■ Written problem:
Locate each line of the material that contains "type", then return it.

■ Data supplied:
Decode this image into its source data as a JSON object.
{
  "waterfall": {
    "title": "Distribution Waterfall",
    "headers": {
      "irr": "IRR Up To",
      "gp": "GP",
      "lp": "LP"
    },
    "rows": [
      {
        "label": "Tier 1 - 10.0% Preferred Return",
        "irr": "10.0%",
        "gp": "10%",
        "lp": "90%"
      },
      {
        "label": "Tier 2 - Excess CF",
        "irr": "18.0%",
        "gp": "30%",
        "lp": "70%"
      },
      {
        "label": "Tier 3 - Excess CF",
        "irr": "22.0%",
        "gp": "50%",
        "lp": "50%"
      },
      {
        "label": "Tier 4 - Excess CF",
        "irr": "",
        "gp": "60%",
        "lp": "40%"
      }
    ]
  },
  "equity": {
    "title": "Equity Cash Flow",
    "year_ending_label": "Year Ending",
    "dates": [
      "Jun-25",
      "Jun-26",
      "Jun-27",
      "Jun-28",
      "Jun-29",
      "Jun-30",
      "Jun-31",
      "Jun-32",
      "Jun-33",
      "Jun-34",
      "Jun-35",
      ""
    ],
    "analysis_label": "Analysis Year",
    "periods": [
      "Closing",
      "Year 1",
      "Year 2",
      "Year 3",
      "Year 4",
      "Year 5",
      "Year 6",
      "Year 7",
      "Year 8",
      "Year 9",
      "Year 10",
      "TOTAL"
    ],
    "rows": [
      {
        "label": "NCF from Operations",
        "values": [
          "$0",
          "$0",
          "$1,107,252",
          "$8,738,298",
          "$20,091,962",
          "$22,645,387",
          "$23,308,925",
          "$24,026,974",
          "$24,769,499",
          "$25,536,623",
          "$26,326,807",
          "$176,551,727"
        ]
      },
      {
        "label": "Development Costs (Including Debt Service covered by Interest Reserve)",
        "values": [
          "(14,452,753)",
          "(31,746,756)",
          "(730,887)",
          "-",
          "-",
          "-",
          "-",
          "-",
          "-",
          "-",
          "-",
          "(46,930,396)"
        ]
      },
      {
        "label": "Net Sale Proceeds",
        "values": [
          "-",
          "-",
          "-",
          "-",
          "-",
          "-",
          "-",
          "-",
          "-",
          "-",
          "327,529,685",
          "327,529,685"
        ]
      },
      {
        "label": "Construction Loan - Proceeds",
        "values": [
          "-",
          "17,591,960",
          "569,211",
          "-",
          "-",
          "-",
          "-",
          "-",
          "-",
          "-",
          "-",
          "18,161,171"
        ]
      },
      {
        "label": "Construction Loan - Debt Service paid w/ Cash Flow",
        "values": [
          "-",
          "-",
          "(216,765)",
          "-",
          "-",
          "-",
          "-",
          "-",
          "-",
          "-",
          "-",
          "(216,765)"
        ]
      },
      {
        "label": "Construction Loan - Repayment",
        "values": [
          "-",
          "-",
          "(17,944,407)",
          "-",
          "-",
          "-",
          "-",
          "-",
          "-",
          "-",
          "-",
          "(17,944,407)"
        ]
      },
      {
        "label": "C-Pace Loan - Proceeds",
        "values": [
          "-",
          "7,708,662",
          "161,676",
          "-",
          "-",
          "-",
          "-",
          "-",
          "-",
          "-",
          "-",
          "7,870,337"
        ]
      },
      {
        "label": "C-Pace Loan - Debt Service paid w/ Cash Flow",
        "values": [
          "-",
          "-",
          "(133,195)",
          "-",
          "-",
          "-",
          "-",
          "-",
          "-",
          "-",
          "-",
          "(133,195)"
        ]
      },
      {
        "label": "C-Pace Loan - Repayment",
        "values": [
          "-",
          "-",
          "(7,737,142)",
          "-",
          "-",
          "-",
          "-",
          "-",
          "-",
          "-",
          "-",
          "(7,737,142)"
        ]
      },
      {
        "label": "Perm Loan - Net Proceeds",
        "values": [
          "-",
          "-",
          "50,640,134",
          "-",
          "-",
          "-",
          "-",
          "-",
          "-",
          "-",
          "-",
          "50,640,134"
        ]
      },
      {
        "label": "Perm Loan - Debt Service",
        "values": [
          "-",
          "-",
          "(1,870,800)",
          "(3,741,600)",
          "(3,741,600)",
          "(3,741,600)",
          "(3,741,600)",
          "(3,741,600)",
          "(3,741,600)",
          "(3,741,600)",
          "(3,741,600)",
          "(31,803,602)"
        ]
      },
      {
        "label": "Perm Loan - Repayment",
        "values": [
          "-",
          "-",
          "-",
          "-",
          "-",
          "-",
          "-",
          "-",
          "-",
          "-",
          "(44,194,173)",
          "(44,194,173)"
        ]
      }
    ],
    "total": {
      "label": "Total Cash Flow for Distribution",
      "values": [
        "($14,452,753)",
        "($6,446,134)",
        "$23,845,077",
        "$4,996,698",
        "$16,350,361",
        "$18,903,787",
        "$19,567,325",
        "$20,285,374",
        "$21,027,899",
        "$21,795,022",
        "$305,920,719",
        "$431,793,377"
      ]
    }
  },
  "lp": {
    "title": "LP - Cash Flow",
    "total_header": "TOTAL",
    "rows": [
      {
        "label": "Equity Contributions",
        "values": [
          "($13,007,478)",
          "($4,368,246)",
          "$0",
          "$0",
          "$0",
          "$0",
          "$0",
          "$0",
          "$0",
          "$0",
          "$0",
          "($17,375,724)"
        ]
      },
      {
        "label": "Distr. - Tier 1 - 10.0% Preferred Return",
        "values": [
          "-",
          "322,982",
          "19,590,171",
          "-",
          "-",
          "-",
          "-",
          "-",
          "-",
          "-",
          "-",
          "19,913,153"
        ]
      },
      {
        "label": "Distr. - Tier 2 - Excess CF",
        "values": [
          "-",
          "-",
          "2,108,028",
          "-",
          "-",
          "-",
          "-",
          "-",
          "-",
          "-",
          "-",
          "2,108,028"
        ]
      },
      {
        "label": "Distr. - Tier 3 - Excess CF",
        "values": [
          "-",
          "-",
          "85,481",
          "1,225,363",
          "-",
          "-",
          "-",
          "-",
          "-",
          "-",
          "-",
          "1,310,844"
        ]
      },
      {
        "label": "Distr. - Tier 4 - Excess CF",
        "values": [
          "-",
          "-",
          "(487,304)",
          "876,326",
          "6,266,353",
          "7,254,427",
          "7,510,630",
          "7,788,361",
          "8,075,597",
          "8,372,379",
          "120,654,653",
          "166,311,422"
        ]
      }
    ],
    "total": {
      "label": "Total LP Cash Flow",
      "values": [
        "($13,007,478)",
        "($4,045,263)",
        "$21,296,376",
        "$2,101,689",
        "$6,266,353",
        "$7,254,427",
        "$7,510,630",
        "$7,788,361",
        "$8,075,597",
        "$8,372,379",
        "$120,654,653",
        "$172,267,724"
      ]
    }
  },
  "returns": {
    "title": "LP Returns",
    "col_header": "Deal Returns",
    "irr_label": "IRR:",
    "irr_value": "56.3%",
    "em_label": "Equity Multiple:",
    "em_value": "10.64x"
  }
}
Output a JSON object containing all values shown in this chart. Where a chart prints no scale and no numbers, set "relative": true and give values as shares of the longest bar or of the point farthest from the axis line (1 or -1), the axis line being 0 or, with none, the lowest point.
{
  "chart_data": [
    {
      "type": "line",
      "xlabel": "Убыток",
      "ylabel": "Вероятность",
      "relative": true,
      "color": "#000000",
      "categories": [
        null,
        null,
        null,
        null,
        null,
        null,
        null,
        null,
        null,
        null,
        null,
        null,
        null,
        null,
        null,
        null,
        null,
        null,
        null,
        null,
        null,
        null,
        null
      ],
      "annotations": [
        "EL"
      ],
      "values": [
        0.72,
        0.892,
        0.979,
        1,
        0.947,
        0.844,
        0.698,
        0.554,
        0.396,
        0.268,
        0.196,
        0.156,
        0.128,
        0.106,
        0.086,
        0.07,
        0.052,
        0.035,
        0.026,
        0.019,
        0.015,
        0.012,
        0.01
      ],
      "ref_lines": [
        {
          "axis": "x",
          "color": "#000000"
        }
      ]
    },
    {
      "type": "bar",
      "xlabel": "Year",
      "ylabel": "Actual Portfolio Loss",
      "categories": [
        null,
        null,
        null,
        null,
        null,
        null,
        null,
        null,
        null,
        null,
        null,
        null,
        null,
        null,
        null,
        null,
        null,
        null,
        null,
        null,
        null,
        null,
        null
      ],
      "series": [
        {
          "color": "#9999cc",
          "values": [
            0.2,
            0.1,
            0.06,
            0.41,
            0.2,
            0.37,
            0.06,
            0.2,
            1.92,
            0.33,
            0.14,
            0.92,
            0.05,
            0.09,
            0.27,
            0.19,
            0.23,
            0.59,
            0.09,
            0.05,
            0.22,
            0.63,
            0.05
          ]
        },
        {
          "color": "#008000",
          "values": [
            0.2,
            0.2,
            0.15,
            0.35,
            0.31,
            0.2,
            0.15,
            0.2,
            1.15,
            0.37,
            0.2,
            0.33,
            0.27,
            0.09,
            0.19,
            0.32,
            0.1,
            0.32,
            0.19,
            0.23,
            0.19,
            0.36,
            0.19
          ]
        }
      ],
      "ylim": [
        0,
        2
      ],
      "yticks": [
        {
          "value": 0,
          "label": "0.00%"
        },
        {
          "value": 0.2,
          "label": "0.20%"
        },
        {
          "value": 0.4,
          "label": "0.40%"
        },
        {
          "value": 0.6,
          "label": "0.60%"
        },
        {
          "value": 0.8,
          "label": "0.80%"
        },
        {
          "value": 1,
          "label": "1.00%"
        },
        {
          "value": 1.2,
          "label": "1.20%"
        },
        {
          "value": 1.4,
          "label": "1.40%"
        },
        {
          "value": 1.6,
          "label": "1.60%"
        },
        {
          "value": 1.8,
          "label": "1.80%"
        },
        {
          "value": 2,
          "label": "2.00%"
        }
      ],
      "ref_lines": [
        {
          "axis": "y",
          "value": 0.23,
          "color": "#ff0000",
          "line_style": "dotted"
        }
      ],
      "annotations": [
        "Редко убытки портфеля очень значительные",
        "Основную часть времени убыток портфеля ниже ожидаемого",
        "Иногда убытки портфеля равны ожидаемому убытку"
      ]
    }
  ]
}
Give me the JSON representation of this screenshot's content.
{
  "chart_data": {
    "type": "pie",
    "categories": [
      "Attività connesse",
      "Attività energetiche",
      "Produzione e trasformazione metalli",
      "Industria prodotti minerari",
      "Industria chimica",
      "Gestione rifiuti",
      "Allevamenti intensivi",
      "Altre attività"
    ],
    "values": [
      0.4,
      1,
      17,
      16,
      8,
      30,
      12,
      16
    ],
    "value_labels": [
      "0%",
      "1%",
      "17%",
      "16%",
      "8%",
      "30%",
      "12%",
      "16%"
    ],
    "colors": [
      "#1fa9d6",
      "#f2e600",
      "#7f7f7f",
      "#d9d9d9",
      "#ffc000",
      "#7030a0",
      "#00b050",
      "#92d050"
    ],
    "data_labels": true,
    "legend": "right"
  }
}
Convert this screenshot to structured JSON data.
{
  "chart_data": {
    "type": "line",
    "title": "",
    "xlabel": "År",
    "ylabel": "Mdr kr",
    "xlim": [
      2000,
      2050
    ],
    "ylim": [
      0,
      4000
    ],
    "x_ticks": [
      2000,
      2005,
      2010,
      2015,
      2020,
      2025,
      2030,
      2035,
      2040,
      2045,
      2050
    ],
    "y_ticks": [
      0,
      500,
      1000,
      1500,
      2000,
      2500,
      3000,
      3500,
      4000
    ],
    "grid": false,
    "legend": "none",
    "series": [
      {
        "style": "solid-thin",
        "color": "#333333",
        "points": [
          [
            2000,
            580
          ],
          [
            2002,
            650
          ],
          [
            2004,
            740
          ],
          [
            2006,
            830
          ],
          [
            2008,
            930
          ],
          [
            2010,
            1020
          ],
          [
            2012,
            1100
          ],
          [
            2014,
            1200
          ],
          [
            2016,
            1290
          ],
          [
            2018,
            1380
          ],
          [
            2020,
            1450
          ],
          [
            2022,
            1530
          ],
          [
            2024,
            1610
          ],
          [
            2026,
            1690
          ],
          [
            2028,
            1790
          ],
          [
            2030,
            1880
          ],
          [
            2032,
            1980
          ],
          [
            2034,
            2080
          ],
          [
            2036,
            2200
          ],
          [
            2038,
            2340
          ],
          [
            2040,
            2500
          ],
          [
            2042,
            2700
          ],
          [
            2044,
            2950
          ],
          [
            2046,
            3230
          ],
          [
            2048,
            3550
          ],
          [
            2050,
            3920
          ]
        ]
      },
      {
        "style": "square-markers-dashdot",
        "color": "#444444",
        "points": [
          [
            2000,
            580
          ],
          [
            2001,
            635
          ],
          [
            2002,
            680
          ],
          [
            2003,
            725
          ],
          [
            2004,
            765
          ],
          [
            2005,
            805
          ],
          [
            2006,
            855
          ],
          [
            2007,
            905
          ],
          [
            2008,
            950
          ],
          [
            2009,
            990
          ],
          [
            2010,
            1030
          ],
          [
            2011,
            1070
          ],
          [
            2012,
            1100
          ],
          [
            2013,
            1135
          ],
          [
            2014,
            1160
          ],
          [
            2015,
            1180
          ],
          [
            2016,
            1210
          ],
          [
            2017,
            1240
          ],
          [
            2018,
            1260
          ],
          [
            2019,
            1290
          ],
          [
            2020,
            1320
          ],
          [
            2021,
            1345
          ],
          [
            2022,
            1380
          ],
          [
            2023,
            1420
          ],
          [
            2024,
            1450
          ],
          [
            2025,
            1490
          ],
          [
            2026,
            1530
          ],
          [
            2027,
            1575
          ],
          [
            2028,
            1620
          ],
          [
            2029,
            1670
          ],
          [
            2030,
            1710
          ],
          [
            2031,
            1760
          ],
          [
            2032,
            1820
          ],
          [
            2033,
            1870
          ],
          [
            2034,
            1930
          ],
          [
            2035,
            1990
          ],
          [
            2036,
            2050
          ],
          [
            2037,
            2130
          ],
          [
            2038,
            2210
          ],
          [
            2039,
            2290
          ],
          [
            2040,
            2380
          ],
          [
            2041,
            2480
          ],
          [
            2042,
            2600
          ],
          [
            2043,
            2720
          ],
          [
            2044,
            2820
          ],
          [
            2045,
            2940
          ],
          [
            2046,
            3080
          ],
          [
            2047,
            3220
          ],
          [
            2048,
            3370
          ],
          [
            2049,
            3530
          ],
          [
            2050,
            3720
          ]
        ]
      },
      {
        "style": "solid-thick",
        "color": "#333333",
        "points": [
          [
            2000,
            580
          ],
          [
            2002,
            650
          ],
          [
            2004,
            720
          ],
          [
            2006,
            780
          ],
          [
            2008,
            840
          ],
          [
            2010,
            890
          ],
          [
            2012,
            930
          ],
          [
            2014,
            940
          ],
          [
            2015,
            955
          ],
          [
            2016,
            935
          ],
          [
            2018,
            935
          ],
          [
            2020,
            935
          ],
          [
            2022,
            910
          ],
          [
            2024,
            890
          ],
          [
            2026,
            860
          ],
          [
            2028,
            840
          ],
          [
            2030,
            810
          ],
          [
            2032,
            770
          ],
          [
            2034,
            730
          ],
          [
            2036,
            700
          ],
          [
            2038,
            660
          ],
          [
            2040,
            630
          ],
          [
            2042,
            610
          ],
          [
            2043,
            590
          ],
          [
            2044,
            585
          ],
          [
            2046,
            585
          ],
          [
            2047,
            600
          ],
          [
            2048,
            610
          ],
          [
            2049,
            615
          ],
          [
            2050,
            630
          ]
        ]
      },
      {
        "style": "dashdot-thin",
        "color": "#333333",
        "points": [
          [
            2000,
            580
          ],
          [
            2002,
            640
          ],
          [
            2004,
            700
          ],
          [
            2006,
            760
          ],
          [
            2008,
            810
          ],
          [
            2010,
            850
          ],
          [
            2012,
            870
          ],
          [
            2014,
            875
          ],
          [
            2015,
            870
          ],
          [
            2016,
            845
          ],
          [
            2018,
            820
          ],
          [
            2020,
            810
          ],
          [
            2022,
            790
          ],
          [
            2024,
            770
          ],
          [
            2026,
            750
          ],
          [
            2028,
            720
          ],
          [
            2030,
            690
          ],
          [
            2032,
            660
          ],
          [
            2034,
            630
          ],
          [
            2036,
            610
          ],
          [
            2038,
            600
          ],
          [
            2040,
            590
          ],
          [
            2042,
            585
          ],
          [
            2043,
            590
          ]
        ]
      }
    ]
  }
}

■ Complete output:
      "type": "line",
      "type": "bar",
    "type": "pie",
    "type": "line",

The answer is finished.